# AIM OF THE EXERCISE:
Write out all the lines again, precisely as they stand, but without the images.

Figure record extracts:
◆ ◆ ◆ ◆
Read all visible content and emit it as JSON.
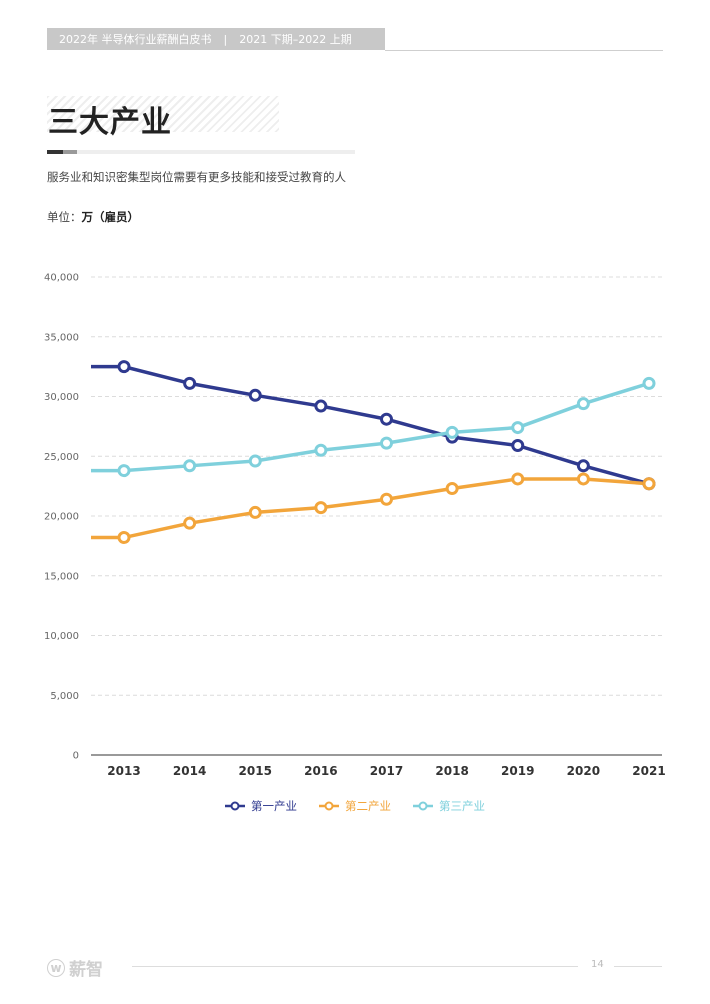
{
  "header": {
    "report": "2022年 半导体行业薪酬白皮书",
    "separator": "|",
    "period": "2021 下期–2022 上期"
  },
  "section": {
    "title": "三大产业",
    "subtitle": "服务业和知识密集型岗位需要有更多技能和接受过教育的人",
    "unit_label": "单位：",
    "unit_value": "万（雇员）"
  },
  "chart_data": {
    "type": "line",
    "x": [
      "2013",
      "2014",
      "2015",
      "2016",
      "2017",
      "2018",
      "2019",
      "2020",
      "2021"
    ],
    "ylim": [
      0,
      40000
    ],
    "yticks": [
      "0",
      "5,000",
      "10,000",
      "15,000",
      "20,000",
      "25,000",
      "30,000",
      "35,000",
      "40,000"
    ],
    "ytick_values": [
      0,
      5000,
      10000,
      15000,
      20000,
      25000,
      30000,
      35000,
      40000
    ],
    "grid": true,
    "legend_position": "bottom",
    "series": [
      {
        "name": "第一产业",
        "color": "#2f3a8f",
        "values": [
          32500,
          31100,
          30100,
          29200,
          28100,
          26600,
          25900,
          24200,
          22700
        ]
      },
      {
        "name": "第二产业",
        "color": "#f2a53b",
        "values": [
          18200,
          19400,
          20300,
          20700,
          21400,
          22300,
          23100,
          23100,
          22700
        ]
      },
      {
        "name": "第三产业",
        "color": "#7fd0dc",
        "values": [
          23800,
          24200,
          24600,
          25500,
          26100,
          27000,
          27400,
          29400,
          31100
        ]
      }
    ]
  },
  "footer": {
    "logo_text": "薪智",
    "logo_mark": "w",
    "page": "14"
  }
}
◆ ◆ ◆ ◆
# THE RESULT:
Read all visible content and emit it as JSON.
{
  "header": {
    "report": "2022年 半导体行业薪酬白皮书",
    "separator": "|",
    "period": "2021 下期–2022 上期"
  },
  "section": {
    "title": "三大产业",
    "subtitle": "服务业和知识密集型岗位需要有更多技能和接受过教育的人",
    "unit_label": "单位：",
    "unit_value": "万（雇员）"
  },
  "chart_data": {
    "type": "line",
    "x": [
      "2013",
      "2014",
      "2015",
      "2016",
      "2017",
      "2018",
      "2019",
      "2020",
      "2021"
    ],
    "ylim": [
      0,
      40000
    ],
    "yticks": [
      "0",
      "5,000",
      "10,000",
      "15,000",
      "20,000",
      "25,000",
      "30,000",
      "35,000",
      "40,000"
    ],
    "ytick_values": [
      0,
      5000,
      10000,
      15000,
      20000,
      25000,
      30000,
      35000,
      40000
    ],
    "grid": true,
    "legend_position": "bottom",
    "series": [
      {
        "name": "第一产业",
        "color": "#2f3a8f",
        "values": [
          32500,
          31100,
          30100,
          29200,
          28100,
          26600,
          25900,
          24200,
          22700
        ]
      },
      {
        "name": "第二产业",
        "color": "#f2a53b",
        "values": [
          18200,
          19400,
          20300,
          20700,
          21400,
          22300,
          23100,
          23100,
          22700
        ]
      },
      {
        "name": "第三产业",
        "color": "#7fd0dc",
        "values": [
          23800,
          24200,
          24600,
          25500,
          26100,
          27000,
          27400,
          29400,
          31100
        ]
      }
    ]
  },
  "footer": {
    "logo_text": "薪智",
    "logo_mark": "w",
    "page": "14"
  }
}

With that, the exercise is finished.